Direction: Below are the records; locate each line with the word "algorithm" and copy it.

Exercise input:
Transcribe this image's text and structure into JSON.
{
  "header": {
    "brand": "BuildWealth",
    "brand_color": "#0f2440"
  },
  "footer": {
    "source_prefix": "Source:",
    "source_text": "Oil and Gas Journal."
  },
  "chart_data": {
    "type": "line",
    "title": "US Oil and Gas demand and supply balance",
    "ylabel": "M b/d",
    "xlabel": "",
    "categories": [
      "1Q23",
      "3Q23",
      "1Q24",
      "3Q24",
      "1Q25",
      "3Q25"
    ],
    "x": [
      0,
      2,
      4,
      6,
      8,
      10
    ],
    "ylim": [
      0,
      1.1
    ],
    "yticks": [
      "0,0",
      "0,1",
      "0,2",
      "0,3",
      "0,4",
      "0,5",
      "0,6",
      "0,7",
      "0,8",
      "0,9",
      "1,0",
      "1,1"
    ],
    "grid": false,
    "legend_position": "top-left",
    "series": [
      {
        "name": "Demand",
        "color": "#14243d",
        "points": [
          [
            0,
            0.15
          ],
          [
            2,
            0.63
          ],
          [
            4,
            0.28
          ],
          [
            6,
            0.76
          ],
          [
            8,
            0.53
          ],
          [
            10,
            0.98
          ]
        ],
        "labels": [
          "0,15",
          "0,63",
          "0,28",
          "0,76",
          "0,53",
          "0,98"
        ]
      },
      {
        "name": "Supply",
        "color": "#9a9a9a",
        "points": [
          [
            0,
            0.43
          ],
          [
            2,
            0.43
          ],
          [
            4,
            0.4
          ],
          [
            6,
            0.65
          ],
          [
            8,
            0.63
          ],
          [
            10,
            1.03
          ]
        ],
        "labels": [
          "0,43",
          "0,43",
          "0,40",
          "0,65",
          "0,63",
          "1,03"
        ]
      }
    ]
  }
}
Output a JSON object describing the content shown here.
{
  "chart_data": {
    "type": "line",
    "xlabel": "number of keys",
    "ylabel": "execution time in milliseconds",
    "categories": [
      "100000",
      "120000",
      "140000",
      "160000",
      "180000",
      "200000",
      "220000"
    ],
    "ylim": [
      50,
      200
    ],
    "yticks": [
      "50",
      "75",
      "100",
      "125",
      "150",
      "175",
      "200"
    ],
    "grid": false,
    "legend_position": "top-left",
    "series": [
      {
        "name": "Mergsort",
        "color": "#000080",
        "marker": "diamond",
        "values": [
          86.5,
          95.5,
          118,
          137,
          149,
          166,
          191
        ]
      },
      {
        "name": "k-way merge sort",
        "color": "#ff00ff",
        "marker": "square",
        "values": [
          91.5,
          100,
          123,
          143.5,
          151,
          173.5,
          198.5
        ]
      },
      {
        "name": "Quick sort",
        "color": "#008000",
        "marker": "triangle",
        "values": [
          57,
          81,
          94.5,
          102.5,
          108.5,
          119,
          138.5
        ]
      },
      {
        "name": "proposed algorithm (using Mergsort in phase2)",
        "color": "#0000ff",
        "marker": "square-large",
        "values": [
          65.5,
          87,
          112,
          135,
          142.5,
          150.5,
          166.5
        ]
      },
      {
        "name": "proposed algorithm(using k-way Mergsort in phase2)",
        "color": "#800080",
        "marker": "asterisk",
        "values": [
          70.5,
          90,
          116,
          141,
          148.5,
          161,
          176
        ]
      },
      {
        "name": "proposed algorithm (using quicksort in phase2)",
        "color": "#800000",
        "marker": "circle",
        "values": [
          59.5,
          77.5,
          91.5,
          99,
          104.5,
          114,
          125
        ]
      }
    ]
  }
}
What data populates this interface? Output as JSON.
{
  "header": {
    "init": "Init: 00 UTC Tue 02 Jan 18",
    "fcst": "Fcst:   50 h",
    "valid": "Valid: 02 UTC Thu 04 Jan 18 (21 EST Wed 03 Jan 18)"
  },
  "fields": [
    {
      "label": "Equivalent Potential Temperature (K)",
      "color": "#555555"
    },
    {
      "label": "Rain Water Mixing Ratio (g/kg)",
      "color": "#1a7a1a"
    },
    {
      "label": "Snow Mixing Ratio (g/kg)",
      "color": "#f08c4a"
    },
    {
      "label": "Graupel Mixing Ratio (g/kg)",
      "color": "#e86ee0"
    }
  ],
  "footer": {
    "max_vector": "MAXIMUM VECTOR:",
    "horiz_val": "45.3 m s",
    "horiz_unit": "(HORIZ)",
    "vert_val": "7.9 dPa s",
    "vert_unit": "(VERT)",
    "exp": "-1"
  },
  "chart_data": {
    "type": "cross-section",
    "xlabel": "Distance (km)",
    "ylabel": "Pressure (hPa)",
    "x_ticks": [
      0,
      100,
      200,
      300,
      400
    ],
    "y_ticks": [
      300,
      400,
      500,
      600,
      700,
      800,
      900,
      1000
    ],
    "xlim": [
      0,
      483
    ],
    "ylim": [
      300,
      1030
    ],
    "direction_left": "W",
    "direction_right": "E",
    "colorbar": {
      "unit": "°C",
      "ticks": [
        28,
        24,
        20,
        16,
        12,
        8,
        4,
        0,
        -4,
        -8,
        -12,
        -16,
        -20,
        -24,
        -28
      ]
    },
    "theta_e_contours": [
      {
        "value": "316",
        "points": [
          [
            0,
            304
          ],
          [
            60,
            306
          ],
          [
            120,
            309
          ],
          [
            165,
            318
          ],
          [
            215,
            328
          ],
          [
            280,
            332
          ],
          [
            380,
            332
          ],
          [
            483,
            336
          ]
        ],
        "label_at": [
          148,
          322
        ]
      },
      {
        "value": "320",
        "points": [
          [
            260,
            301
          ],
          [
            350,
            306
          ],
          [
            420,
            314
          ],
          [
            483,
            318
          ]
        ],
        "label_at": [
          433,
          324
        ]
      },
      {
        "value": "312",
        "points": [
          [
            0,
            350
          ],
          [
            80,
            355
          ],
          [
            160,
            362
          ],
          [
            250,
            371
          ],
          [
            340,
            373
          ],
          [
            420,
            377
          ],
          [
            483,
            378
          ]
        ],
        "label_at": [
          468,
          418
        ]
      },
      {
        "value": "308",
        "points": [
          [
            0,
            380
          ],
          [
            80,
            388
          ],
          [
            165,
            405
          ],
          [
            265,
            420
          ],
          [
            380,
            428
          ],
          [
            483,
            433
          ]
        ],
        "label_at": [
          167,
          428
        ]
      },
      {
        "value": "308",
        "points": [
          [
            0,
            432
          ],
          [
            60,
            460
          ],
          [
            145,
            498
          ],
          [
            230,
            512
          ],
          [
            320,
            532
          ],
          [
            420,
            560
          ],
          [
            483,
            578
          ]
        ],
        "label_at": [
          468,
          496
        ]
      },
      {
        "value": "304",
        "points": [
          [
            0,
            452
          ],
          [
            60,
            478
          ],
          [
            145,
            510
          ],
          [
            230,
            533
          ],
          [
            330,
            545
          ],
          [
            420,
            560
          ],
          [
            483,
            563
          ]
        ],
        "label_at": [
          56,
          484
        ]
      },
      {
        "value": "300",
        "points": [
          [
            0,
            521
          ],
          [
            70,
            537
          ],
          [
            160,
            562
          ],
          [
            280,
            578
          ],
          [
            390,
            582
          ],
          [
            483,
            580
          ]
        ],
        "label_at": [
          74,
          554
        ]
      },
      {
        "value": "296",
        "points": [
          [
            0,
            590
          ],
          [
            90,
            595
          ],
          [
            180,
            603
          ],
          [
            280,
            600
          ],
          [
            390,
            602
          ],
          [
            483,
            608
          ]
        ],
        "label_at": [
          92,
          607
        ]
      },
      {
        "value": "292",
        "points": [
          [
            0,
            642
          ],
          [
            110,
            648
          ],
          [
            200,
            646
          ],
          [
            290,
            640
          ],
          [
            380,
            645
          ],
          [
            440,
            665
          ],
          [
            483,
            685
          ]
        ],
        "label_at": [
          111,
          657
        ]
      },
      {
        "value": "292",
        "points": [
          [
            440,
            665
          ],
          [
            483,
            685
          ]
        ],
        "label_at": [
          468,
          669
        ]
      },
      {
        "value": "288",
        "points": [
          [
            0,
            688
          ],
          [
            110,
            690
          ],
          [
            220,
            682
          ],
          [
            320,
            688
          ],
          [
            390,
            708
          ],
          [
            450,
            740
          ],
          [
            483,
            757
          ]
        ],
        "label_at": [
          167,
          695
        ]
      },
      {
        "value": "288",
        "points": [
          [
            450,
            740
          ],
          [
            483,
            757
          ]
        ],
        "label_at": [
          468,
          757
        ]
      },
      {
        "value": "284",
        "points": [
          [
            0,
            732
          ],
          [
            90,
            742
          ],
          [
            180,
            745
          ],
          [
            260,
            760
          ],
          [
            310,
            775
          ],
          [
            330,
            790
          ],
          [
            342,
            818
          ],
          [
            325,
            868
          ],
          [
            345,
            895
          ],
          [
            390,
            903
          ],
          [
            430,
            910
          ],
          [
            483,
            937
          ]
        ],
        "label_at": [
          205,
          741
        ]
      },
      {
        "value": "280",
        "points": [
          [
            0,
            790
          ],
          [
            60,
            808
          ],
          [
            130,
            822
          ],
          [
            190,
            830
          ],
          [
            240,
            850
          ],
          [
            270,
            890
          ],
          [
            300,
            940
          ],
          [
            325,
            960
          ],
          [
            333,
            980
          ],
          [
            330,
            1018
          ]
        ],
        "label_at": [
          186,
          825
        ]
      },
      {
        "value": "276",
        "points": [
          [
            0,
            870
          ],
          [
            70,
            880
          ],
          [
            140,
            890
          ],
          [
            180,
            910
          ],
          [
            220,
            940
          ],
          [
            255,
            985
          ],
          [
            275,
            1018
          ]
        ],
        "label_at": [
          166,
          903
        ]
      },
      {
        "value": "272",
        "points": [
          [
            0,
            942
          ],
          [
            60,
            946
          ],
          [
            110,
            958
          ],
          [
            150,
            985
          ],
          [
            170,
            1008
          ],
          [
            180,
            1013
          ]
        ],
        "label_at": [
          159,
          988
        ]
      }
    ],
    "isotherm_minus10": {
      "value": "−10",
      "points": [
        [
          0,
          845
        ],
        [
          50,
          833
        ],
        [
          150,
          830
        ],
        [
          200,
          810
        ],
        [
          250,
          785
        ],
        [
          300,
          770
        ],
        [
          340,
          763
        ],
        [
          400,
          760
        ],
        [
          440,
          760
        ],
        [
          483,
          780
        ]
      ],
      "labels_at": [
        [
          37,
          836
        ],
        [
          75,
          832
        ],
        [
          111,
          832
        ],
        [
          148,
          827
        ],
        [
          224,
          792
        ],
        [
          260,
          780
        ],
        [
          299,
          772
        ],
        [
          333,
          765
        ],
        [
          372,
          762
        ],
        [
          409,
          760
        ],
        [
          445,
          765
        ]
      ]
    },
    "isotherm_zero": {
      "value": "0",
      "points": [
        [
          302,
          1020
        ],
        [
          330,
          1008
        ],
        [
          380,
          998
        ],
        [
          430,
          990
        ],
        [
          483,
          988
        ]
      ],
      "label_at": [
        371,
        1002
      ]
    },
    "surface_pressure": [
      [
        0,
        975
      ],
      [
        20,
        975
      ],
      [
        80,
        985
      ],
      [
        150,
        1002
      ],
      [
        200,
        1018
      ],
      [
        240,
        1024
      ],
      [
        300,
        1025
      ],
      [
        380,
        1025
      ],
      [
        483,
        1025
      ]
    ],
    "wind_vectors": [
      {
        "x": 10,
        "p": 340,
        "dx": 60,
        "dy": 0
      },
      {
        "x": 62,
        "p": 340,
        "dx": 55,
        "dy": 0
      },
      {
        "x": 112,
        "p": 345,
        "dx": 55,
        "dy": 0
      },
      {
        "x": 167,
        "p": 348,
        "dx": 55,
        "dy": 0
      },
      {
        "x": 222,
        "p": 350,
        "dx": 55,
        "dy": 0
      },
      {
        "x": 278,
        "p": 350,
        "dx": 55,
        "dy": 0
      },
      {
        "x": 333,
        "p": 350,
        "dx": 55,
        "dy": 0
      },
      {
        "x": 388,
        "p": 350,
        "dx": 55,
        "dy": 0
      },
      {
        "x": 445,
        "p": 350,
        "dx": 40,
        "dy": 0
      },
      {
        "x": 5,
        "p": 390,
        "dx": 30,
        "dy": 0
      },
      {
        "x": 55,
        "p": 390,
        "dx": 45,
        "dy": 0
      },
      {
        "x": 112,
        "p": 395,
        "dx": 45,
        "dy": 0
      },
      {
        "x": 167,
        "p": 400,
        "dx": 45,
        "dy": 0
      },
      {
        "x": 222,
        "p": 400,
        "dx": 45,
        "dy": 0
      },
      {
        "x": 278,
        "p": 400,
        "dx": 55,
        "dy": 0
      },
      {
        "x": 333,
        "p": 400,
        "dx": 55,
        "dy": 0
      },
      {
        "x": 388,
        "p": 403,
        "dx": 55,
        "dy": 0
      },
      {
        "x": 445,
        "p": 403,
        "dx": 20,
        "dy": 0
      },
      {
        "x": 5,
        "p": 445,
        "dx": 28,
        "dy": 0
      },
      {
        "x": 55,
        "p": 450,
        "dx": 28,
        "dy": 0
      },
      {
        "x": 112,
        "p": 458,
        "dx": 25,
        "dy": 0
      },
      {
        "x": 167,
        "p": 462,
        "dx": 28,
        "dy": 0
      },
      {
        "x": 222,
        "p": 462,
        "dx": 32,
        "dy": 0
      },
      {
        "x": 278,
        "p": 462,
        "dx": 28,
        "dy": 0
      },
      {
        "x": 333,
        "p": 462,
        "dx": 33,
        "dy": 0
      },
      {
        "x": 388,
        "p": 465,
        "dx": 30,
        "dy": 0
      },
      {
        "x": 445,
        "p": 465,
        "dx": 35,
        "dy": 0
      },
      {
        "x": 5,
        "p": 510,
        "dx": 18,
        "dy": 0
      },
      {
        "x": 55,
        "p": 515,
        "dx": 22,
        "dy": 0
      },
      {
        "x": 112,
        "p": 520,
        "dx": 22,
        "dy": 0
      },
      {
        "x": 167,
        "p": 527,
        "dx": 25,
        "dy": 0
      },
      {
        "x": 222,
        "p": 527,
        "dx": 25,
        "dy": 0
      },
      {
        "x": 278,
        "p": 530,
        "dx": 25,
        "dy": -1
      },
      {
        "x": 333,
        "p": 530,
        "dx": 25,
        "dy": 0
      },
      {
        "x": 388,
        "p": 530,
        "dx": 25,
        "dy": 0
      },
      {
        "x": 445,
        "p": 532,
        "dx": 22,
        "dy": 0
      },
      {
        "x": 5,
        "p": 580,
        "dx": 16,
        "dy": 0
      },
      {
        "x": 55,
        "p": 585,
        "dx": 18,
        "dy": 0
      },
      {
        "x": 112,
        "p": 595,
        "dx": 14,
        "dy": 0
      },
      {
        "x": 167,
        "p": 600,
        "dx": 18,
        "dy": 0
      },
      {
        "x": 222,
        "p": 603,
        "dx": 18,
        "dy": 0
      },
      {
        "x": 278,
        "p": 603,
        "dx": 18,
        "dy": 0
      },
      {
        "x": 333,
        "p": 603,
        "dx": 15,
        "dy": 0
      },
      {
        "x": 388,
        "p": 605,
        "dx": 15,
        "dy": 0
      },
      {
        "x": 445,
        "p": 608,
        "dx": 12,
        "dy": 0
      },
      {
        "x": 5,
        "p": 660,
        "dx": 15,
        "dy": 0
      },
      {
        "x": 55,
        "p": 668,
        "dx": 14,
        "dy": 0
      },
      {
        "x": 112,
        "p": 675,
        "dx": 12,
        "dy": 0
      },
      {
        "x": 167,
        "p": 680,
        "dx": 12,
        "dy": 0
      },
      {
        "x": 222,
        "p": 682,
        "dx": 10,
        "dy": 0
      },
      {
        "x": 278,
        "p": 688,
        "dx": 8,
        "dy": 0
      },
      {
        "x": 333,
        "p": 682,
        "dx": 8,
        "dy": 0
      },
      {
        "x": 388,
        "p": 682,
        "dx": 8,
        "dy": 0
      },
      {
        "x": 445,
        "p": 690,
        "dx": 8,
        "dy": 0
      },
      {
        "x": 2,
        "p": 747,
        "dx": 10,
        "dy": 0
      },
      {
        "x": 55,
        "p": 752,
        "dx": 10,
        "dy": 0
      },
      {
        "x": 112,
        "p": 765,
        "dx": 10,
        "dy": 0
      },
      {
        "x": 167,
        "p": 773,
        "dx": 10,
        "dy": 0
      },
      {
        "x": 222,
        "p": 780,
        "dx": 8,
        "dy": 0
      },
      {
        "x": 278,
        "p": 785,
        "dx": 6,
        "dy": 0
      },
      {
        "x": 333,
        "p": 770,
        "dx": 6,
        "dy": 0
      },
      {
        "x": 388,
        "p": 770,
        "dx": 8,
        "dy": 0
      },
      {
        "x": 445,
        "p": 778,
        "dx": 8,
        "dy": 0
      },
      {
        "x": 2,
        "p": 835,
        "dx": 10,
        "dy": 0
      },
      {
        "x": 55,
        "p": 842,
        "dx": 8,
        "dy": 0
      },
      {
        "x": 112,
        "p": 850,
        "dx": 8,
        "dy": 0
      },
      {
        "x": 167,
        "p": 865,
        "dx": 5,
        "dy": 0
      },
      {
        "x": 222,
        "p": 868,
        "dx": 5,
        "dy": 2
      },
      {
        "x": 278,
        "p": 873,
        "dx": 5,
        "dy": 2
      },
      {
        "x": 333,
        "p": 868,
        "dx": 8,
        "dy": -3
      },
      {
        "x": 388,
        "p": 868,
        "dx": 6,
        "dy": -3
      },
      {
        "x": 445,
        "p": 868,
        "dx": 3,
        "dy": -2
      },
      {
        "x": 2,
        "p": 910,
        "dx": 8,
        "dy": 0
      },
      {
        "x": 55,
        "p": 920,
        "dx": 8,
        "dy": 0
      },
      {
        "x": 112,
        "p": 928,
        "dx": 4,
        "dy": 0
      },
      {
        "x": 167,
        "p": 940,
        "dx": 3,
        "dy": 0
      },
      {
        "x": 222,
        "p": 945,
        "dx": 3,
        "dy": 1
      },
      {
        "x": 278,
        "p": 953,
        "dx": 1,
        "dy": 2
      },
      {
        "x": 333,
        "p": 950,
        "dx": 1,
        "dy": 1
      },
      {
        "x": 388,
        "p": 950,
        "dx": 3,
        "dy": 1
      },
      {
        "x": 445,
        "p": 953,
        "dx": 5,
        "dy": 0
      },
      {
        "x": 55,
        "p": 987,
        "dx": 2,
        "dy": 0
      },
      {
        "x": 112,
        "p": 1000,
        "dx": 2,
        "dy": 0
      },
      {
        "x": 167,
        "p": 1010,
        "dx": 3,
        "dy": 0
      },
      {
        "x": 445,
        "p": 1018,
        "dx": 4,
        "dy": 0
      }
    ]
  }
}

Reply:
        "name": "proposed algorithm (using Mergsort in phase2)",
        "name": "proposed algorithm(using k-way Mergsort in phase2)",
        "name": "proposed algorithm (using quicksort in phase2)",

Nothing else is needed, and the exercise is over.